EXERCISE INSTRUCTIONS ->
Every entry below should be transcribed exactly; pictures stay out of the copy.
── INFORMATION SHOWN ──
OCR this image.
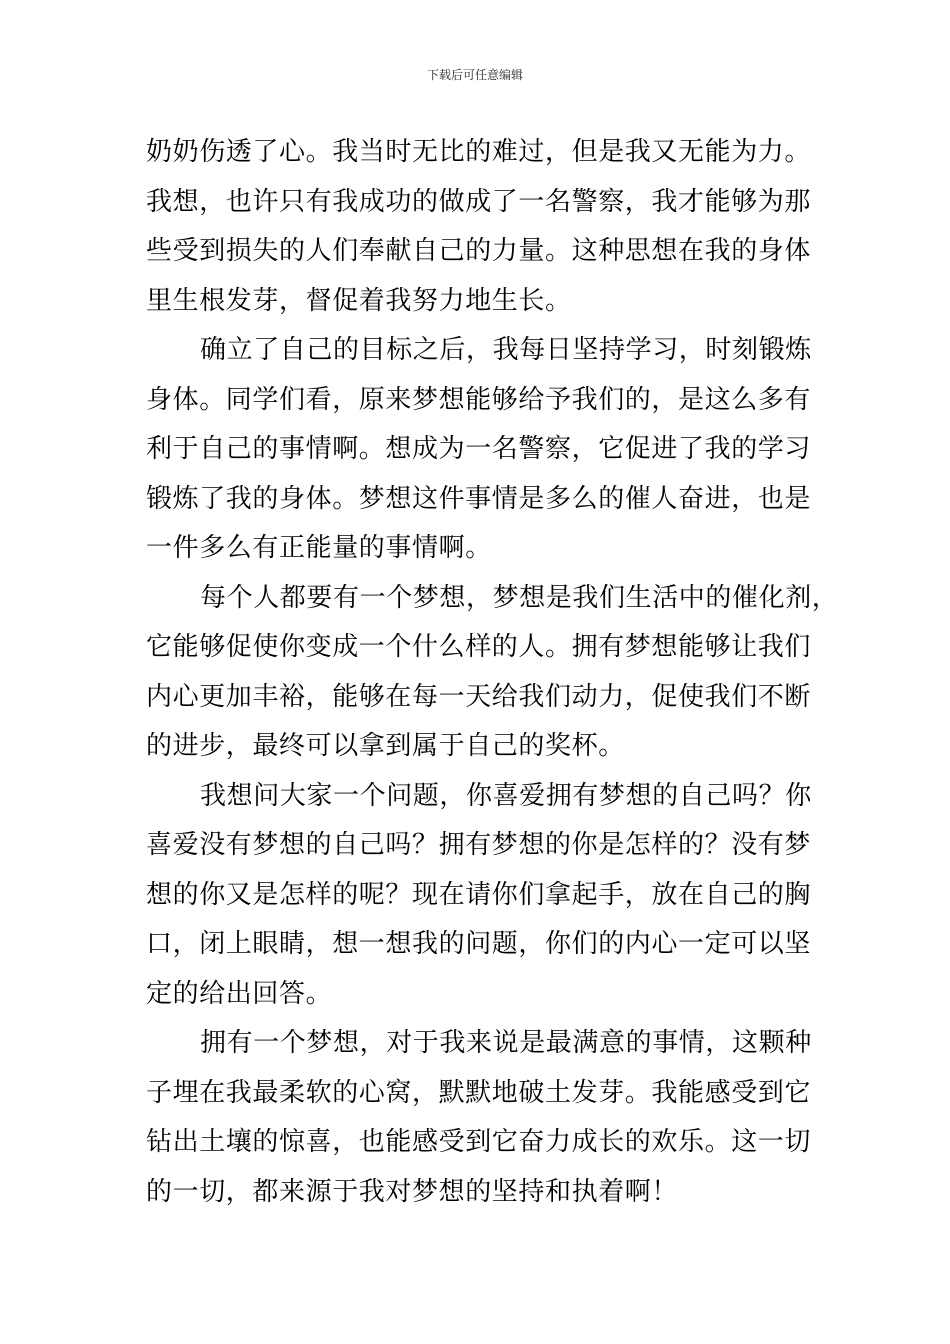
下载后可任意编辑
奶奶伤透了心。我当时无比的难过，但是我又无能为力。
我想，也许只有我成功的做成了一名警察，我才能够为那
些受到损失的人们奉献自己的力量。这种思想在我的身体
里生根发芽，督促着我努力地生长。
确立了自己的目标之后，我每日坚持学习，时刻锻炼
身体。同学们看，原来梦想能够给予我们的，是这么多有
利于自己的事情啊。想成为一名警察，它促进了我的学习
锻炼了我的身体。梦想这件事情是多么的催人奋进，也是
一件多么有正能量的事情啊。
每个人都要有一个梦想，梦想是我们生活中的催化剂，
它能够促使你变成一个什么样的人。拥有梦想能够让我们
内心更加丰裕，能够在每一天给我们动力，促使我们不断
的进步，最终可以拿到属于自己的奖杯。
我想问大家一个问题，你喜爱拥有梦想的自己吗？你
喜爱没有梦想的自己吗？拥有梦想的你是怎样的？没有梦
想的你又是怎样的呢？现在请你们拿起手，放在自己的胸
口，闭上眼睛，想一想我的问题，你们的内心一定可以坚
定的给出回答。
拥有一个梦想，对于我来说是最满意的事情，这颗种
子埋在我最柔软的心窝，默默地破土发芽。我能感受到它
钻出土壤的惊喜，也能感受到它奋力成长的欢乐。这一切
的一切，都来源于我对梦想的坚持和执着啊！
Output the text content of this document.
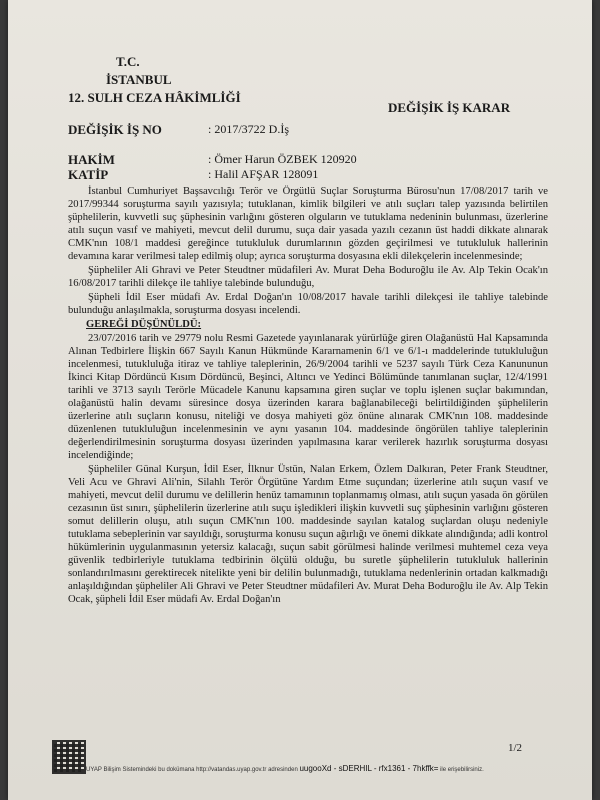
T.C.
İSTANBUL
12. SULH CEZA HÂKİMLİĞİ
DEĞİŞİK İŞ KARAR
DEĞİŞİK İŞ NO	: 2017/3722 D.İş
HAKİM	: Ömer Harun ÖZBEK 120920
KATİP	: Halil AFŞAR 128091

İstanbul Cumhuriyet Başsavcılığı Terör ve Örgütlü Suçlar Soruşturma Bürosu'nun 17/08/2017 tarih ve 2017/99344 soruşturma sayılı yazısıyla; tutuklanan, kimlik bilgileri ve atılı suçları talep yazısında belirtilen şüphelilerin, kuvvetli suç şüphesinin varlığını gösteren olguların ve tutuklama nedeninin bulunması, üzerlerine atılı suçun vasıf ve mahiyeti, mevcut delil durumu, suça dair yasada yazılı cezanın üst haddi dikkate alınarak CMK'nın 108/1 maddesi gereğince tutukluluk durumlarının gözden geçirilmesi ve tutukluluk hallerinin devamına karar verilmesi talep edilmiş olup; ayrıca soruşturma dosyasına ekli dilekçelerin incelenmesinde;

Şüpheliler Ali Ghravi ve Peter Steudtner müdafileri Av. Murat Deha Boduroğlu ile Av. Alp Tekin Ocak'ın 16/08/2017 tarihli dilekçe ile tahliye talebinde bulunduğu,

Şüpheli İdil Eser müdafi Av. Erdal Doğan'ın 10/08/2017 havale tarihli dilekçesi ile tahliye talebinde bulunduğu anlaşılmakla, soruşturma dosyası incelendi.

GEREĞİ DÜŞÜNÜLDÜ:

23/07/2016 tarih ve 29779 nolu Resmi Gazetede yayınlanarak yürürlüğe giren Olağanüstü Hal Kapsamında Alınan Tedbirlere İlişkin 667 Sayılı Kanun Hükmünde Kararnamenin 6/1 ve 6/1-ı maddelerinde tutukluluğun incelenmesi, tutukluluğa itiraz ve tahliye taleplerinin, 26/9/2004 tarihli ve 5237 sayılı Türk Ceza Kanununun İkinci Kitap Dördüncü Kısım Dördüncü, Beşinci, Altıncı ve Yedinci Bölümünde tanımlanan suçlar, 12/4/1991 tarihli ve 3713 sayılı Terörle Mücadele Kanunu kapsamına giren suçlar ve toplu işlenen suçlar bakımından, olağanüstü halin devamı süresince dosya üzerinden karara bağlanabileceği belirtildiğinden şüphelilerin üzerlerine atılı suçların konusu, niteliği ve dosya mahiyeti göz önüne alınarak CMK'nın 108. maddesinde düzenlenen tutukluluğun incelenmesinin ve aynı yasanın 104. maddesinde öngörülen tahliye taleplerinin değerlendirilmesinin soruşturma dosyası üzerinden yapılmasına karar verilerek hazırlık soruşturma dosyası incelendiğinde;

Şüpheliler Günal Kurşun, İdil Eser, İlknur Üstün, Nalan Erkem, Özlem Dalkıran, Peter Frank Steudtner, Veli Acu ve Ghravi Ali'nin, Silahlı Terör Örgütüne Yardım Etme suçundan; üzerlerine atılı suçun vasıf ve mahiyeti, mevcut delil durumu ve delillerin henüz tamamının toplanmamış olması, atılı suçun yasada ön görülen cezasının üst sınırı, şüphelilerin üzerlerine atılı suçu işledikleri ilişkin kuvvetli suç şüphesinin varlığını gösteren somut delillerin oluşu, atılı suçun CMK'nın 100. maddesinde sayılan katalog suçlardan oluşu nedeniyle tutuklama sebeplerinin var sayıldığı, soruşturma konusu suçun ağırlığı ve önemi dikkate alındığında; adli kontrol hükümlerinin uygulanmasının yetersiz kalacağı, suçun sabit görülmesi halinde verilmesi muhtemel ceza veya güvenlik tedbirleriyle tutuklama tedbirinin ölçülü olduğu, bu suretle şüphelilerin tutukluluk hallerinin sonlandırılmasını gerektirecek nitelikte yeni bir delilin bulunmadığı, tutuklama nedenlerinin ortadan kalkmadığı anlaşıldığından şüpheliler Ali Ghravi ve Peter Steudtner müdafileri Av. Murat Deha Boduroğlu ile Av. Alp Tekin Ocak, şüpheli İdil Eser müdafi Av. Erdal Doğan'ın

1/2
UYAP Bilişim Sistemindeki bu dokümana http://vatandas.uyap.gov.tr adresinden uugooXd - sDERHIL - rfx1361 - 7hkffk= ile erişebilirsiniz.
───
CORRECT ANSWER ->
OCR this image.
下载后可任意编辑
奶奶伤透了心。我当时无比的难过，但是我又无能为力。
我想，也许只有我成功的做成了一名警察，我才能够为那
些受到损失的人们奉献自己的力量。这种思想在我的身体
里生根发芽，督促着我努力地生长。
确立了自己的目标之后，我每日坚持学习，时刻锻炼
身体。同学们看，原来梦想能够给予我们的，是这么多有
利于自己的事情啊。想成为一名警察，它促进了我的学习
锻炼了我的身体。梦想这件事情是多么的催人奋进，也是
一件多么有正能量的事情啊。
每个人都要有一个梦想，梦想是我们生活中的催化剂，
它能够促使你变成一个什么样的人。拥有梦想能够让我们
内心更加丰裕，能够在每一天给我们动力，促使我们不断
的进步，最终可以拿到属于自己的奖杯。
我想问大家一个问题，你喜爱拥有梦想的自己吗？你
喜爱没有梦想的自己吗？拥有梦想的你是怎样的？没有梦
想的你又是怎样的呢？现在请你们拿起手，放在自己的胸
口，闭上眼睛，想一想我的问题，你们的内心一定可以坚
定的给出回答。
拥有一个梦想，对于我来说是最满意的事情，这颗种
子埋在我最柔软的心窝，默默地破土发芽。我能感受到它
钻出土壤的惊喜，也能感受到它奋力成长的欢乐。这一切
的一切，都来源于我对梦想的坚持和执着啊！
Output the text content of this document.
T.C.
İSTANBUL
12. SULH CEZA HÂKİMLİĞİ
DEĞİŞİK İŞ KARAR
DEĞİŞİK İŞ NO	: 2017/3722 D.İş
HAKİM	: Ömer Harun ÖZBEK 120920
KATİP	: Halil AFŞAR 128091

İstanbul Cumhuriyet Başsavcılığı Terör ve Örgütlü Suçlar Soruşturma Bürosu'nun 17/08/2017 tarih ve 2017/99344 soruşturma sayılı yazısıyla; tutuklanan, kimlik bilgileri ve atılı suçları talep yazısında belirtilen şüphelilerin, kuvvetli suç şüphesinin varlığını gösteren olguların ve tutuklama nedeninin bulunması, üzerlerine atılı suçun vasıf ve mahiyeti, mevcut delil durumu, suça dair yasada yazılı cezanın üst haddi dikkate alınarak CMK'nın 108/1 maddesi gereğince tutukluluk durumlarının gözden geçirilmesi ve tutukluluk hallerinin devamına karar verilmesi talep edilmiş olup; ayrıca soruşturma dosyasına ekli dilekçelerin incelenmesinde;

Şüpheliler Ali Ghravi ve Peter Steudtner müdafileri Av. Murat Deha Boduroğlu ile Av. Alp Tekin Ocak'ın 16/08/2017 tarihli dilekçe ile tahliye talebinde bulunduğu,

Şüpheli İdil Eser müdafi Av. Erdal Doğan'ın 10/08/2017 havale tarihli dilekçesi ile tahliye talebinde bulunduğu anlaşılmakla, soruşturma dosyası incelendi.

GEREĞİ DÜŞÜNÜLDÜ:

23/07/2016 tarih ve 29779 nolu Resmi Gazetede yayınlanarak yürürlüğe giren Olağanüstü Hal Kapsamında Alınan Tedbirlere İlişkin 667 Sayılı Kanun Hükmünde Kararnamenin 6/1 ve 6/1-ı maddelerinde tutukluluğun incelenmesi, tutukluluğa itiraz ve tahliye taleplerinin, 26/9/2004 tarihli ve 5237 sayılı Türk Ceza Kanununun İkinci Kitap Dördüncü Kısım Dördüncü, Beşinci, Altıncı ve Yedinci Bölümünde tanımlanan suçlar, 12/4/1991 tarihli ve 3713 sayılı Terörle Mücadele Kanunu kapsamına giren suçlar ve toplu işlenen suçlar bakımından, olağanüstü halin devamı süresince dosya üzerinden karara bağlanabileceği belirtildiğinden şüphelilerin üzerlerine atılı suçların konusu, niteliği ve dosya mahiyeti göz önüne alınarak CMK'nın 108. maddesinde düzenlenen tutukluluğun incelenmesinin ve aynı yasanın 104. maddesinde öngörülen tahliye taleplerinin değerlendirilmesinin soruşturma dosyası üzerinden yapılmasına karar verilerek hazırlık soruşturma dosyası incelendiğinde;

Şüpheliler Günal Kurşun, İdil Eser, İlknur Üstün, Nalan Erkem, Özlem Dalkıran, Peter Frank Steudtner, Veli Acu ve Ghravi Ali'nin, Silahlı Terör Örgütüne Yardım Etme suçundan; üzerlerine atılı suçun vasıf ve mahiyeti, mevcut delil durumu ve delillerin henüz tamamının toplanmamış olması, atılı suçun yasada ön görülen cezasının üst sınırı, şüphelilerin üzerlerine atılı suçu işledikleri ilişkin kuvvetli suç şüphesinin varlığını gösteren somut delillerin oluşu, atılı suçun CMK'nın 100. maddesinde sayılan katalog suçlardan oluşu nedeniyle tutuklama sebeplerinin var sayıldığı, soruşturma konusu suçun ağırlığı ve önemi dikkate alındığında; adli kontrol hükümlerinin uygulanmasının yetersiz kalacağı, suçun sabit görülmesi halinde verilmesi muhtemel ceza veya güvenlik tedbirleriyle tutuklama tedbirinin ölçülü olduğu, bu suretle şüphelilerin tutukluluk hallerinin sonlandırılmasını gerektirecek nitelikte yeni bir delilin bulunmadığı, tutuklama nedenlerinin ortadan kalkmadığı anlaşıldığından şüpheliler Ali Ghravi ve Peter Steudtner müdafileri Av. Murat Deha Boduroğlu ile Av. Alp Tekin Ocak, şüpheli İdil Eser müdafi Av. Erdal Doğan'ın

1/2
UYAP Bilişim Sistemindeki bu dokümana http://vatandas.uyap.gov.tr adresinden uugooXd - sDERHIL - rfx1361 - 7hkffk= ile erişebilirsiniz.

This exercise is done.